● **REQUIREMENT**
Scan the material for the word "aligned", and copy each line where it shows up.

+++++

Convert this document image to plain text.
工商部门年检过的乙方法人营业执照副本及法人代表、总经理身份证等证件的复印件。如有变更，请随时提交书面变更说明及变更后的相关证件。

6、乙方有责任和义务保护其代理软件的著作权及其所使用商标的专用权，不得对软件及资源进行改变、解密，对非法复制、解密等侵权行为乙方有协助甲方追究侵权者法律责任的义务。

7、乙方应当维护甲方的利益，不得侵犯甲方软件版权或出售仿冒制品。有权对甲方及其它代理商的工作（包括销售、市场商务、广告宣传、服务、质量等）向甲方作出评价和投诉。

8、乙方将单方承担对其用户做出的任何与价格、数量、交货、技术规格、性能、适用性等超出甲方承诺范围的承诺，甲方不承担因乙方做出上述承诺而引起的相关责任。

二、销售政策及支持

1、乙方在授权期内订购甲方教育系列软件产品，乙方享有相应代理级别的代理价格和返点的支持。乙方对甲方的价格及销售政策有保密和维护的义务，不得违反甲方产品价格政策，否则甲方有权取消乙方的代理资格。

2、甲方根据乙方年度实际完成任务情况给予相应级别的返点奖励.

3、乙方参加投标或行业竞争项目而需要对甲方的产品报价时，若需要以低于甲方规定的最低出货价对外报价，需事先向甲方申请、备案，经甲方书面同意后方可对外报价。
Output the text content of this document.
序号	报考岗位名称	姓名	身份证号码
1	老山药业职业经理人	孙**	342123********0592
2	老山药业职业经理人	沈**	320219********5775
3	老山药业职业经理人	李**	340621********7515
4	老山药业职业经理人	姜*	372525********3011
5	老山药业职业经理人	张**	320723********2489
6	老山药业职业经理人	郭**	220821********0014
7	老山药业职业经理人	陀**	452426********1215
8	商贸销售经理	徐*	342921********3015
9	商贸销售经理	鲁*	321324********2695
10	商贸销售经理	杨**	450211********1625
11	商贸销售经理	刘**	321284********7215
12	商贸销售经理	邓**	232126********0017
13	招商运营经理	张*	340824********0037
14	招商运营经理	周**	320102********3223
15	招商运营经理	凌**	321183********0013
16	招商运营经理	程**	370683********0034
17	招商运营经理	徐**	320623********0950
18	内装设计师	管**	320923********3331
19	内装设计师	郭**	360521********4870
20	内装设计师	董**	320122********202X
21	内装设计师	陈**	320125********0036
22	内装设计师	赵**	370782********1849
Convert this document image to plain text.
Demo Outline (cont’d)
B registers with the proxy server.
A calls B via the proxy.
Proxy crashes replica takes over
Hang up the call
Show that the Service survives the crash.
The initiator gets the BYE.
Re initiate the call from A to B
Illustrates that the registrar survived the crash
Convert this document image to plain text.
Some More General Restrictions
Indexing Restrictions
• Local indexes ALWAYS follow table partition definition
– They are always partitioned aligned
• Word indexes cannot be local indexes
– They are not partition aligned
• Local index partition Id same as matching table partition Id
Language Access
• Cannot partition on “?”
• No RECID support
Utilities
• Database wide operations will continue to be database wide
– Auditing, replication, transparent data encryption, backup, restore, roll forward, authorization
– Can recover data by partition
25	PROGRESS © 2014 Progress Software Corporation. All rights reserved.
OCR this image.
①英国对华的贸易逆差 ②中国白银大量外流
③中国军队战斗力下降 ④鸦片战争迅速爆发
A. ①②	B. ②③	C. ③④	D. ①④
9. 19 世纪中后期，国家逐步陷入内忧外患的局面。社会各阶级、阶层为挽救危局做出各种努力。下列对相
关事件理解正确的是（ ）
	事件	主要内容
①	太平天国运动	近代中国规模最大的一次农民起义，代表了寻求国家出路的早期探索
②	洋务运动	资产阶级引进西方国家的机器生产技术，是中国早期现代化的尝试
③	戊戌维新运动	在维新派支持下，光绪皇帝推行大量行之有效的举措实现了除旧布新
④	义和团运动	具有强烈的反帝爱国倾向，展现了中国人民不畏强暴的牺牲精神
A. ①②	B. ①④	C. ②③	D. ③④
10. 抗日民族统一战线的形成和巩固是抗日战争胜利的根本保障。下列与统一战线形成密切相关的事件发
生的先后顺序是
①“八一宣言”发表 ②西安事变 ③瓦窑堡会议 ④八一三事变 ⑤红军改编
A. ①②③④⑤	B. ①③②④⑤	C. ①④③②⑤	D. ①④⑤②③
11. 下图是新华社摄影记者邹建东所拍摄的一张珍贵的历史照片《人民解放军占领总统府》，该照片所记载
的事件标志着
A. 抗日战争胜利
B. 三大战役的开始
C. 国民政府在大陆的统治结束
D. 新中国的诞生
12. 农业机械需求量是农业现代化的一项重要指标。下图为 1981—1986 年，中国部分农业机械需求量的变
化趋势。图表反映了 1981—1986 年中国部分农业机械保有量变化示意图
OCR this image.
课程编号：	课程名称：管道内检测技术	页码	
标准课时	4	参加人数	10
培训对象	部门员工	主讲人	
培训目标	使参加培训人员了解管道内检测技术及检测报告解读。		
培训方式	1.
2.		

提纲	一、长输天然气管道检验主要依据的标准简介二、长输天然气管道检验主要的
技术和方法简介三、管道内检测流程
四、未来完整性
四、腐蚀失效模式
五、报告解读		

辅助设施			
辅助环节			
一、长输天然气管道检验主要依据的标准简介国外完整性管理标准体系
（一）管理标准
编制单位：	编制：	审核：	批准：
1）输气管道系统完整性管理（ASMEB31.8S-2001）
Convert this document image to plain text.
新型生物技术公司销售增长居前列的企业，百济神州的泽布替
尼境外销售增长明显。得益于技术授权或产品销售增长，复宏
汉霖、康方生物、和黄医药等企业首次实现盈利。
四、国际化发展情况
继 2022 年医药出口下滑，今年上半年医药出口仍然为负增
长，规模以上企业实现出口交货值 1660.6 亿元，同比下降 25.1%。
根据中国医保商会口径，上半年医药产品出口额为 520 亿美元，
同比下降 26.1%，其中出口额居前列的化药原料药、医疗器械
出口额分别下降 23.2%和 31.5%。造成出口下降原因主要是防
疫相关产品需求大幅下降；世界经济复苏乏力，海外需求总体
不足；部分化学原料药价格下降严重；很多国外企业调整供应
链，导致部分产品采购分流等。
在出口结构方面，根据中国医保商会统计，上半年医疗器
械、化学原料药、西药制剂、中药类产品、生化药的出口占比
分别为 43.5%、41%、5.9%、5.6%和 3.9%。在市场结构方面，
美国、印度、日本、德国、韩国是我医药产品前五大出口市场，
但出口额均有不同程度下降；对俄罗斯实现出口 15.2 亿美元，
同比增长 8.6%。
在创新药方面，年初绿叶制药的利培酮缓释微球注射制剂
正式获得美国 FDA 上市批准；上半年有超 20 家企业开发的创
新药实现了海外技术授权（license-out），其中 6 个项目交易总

+++++

● **ANSWER TO THE EXERCISE**
– They are always partitioned aligned
– They are not partition aligned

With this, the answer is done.